What is asked: Set down, without alteration, the lines from the one that contains "Output the text content of this document." through the final line of the material below.

Listed records:
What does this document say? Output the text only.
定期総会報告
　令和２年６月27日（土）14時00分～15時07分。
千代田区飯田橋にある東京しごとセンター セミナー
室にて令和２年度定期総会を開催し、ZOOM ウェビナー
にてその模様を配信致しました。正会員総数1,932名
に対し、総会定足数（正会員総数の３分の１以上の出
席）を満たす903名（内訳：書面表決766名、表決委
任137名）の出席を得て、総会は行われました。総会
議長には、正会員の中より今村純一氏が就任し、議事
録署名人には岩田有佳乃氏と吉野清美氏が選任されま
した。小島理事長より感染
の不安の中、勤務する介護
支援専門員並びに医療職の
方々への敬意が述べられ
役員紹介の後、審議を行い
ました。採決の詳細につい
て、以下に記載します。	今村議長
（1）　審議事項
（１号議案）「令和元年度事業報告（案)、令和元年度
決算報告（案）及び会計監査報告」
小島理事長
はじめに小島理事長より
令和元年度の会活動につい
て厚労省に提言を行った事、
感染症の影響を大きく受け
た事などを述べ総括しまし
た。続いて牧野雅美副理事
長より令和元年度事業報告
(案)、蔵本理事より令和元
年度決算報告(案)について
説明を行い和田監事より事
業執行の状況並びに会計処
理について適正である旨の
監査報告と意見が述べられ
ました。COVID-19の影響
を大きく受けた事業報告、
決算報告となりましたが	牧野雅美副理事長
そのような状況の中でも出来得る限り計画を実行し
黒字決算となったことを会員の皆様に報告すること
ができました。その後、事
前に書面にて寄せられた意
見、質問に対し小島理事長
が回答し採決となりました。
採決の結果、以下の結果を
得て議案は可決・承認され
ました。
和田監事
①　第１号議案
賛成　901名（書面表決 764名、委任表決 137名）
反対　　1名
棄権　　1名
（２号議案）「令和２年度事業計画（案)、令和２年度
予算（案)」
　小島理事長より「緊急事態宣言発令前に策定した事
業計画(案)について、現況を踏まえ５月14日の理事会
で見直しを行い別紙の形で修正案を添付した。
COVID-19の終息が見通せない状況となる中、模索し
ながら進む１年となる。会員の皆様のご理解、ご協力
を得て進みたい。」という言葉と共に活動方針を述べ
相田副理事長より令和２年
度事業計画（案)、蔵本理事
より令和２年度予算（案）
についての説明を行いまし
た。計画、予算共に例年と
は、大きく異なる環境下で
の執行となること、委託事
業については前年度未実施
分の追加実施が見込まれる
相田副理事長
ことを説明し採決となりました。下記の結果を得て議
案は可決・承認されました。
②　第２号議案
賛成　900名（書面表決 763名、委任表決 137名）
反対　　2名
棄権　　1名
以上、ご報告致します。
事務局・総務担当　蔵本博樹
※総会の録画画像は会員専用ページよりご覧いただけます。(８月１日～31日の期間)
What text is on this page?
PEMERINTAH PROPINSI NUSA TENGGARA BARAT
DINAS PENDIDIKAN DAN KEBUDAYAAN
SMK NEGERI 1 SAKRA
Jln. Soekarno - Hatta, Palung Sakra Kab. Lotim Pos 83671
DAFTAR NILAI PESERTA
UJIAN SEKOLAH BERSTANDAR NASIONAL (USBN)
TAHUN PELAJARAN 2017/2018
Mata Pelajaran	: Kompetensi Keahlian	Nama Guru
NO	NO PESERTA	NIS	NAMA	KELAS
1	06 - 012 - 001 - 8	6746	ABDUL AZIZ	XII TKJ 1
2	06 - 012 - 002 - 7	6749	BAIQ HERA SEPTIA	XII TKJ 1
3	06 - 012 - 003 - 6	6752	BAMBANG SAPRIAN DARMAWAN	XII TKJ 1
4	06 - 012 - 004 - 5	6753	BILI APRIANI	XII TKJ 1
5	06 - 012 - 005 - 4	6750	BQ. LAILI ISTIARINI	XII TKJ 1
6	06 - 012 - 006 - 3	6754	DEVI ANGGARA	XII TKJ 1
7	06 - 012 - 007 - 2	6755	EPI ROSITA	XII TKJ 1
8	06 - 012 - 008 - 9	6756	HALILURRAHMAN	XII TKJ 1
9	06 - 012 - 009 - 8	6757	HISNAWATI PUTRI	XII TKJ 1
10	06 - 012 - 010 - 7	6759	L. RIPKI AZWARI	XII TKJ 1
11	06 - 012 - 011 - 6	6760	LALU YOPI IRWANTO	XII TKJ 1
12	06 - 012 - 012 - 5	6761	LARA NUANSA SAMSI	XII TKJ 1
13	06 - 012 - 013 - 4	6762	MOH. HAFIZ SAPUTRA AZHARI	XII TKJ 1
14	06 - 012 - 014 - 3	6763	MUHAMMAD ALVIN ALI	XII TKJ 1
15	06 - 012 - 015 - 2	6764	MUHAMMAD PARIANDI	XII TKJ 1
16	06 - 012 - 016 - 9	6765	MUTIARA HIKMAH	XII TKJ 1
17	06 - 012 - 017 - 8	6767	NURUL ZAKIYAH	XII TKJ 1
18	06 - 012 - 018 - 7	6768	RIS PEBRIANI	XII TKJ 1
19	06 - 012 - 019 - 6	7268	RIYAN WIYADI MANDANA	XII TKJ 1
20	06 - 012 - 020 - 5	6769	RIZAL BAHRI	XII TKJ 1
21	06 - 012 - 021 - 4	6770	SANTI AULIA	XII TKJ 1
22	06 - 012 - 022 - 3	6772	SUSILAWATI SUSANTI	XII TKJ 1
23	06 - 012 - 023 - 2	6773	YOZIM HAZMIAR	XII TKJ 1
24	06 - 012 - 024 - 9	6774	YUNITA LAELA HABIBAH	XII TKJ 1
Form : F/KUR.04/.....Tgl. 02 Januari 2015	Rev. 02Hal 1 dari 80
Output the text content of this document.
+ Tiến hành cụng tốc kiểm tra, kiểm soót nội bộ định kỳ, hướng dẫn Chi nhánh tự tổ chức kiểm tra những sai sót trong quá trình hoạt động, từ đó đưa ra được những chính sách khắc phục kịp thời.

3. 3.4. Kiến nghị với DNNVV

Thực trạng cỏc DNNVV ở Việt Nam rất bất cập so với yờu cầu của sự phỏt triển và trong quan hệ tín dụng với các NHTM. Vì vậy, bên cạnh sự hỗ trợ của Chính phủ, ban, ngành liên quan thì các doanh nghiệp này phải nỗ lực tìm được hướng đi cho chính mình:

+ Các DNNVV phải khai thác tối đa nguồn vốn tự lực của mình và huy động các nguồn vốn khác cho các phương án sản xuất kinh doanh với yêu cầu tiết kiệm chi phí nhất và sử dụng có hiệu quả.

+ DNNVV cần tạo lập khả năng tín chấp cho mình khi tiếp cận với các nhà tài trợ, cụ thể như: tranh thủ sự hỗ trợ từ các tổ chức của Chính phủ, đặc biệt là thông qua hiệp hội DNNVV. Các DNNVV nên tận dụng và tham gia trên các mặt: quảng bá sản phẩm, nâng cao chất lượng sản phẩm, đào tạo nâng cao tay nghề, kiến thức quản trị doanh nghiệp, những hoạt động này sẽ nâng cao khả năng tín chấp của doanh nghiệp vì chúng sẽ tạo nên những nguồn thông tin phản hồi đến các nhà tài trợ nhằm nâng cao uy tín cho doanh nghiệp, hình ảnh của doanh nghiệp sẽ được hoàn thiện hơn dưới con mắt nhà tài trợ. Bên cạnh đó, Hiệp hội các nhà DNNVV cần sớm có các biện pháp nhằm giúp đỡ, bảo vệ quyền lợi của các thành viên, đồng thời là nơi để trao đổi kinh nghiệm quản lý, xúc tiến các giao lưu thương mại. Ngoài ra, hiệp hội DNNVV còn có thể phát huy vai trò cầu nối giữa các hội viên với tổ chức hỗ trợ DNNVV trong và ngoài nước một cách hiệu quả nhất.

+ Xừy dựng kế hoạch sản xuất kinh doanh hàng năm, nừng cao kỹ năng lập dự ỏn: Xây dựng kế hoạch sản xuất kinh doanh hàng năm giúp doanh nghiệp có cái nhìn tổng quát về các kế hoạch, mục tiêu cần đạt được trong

Output:
Output the text content of this document.
+ Tiến hành cụng tốc kiểm tra, kiểm soót nội bộ định kỳ, hướng dẫn Chi nhánh tự tổ chức kiểm tra những sai sót trong quá trình hoạt động, từ đó đưa ra được những chính sách khắc phục kịp thời.

3. 3.4. Kiến nghị với DNNVV

Thực trạng cỏc DNNVV ở Việt Nam rất bất cập so với yờu cầu của sự phỏt triển và trong quan hệ tín dụng với các NHTM. Vì vậy, bên cạnh sự hỗ trợ của Chính phủ, ban, ngành liên quan thì các doanh nghiệp này phải nỗ lực tìm được hướng đi cho chính mình:

+ Các DNNVV phải khai thác tối đa nguồn vốn tự lực của mình và huy động các nguồn vốn khác cho các phương án sản xuất kinh doanh với yêu cầu tiết kiệm chi phí nhất và sử dụng có hiệu quả.

+ DNNVV cần tạo lập khả năng tín chấp cho mình khi tiếp cận với các nhà tài trợ, cụ thể như: tranh thủ sự hỗ trợ từ các tổ chức của Chính phủ, đặc biệt là thông qua hiệp hội DNNVV. Các DNNVV nên tận dụng và tham gia trên các mặt: quảng bá sản phẩm, nâng cao chất lượng sản phẩm, đào tạo nâng cao tay nghề, kiến thức quản trị doanh nghiệp, những hoạt động này sẽ nâng cao khả năng tín chấp của doanh nghiệp vì chúng sẽ tạo nên những nguồn thông tin phản hồi đến các nhà tài trợ nhằm nâng cao uy tín cho doanh nghiệp, hình ảnh của doanh nghiệp sẽ được hoàn thiện hơn dưới con mắt nhà tài trợ. Bên cạnh đó, Hiệp hội các nhà DNNVV cần sớm có các biện pháp nhằm giúp đỡ, bảo vệ quyền lợi của các thành viên, đồng thời là nơi để trao đổi kinh nghiệm quản lý, xúc tiến các giao lưu thương mại. Ngoài ra, hiệp hội DNNVV còn có thể phát huy vai trò cầu nối giữa các hội viên với tổ chức hỗ trợ DNNVV trong và ngoài nước một cách hiệu quả nhất.

+ Xừy dựng kế hoạch sản xuất kinh doanh hàng năm, nừng cao kỹ năng lập dự ỏn: Xây dựng kế hoạch sản xuất kinh doanh hàng năm giúp doanh nghiệp có cái nhìn tổng quát về các kế hoạch, mục tiêu cần đạt được trong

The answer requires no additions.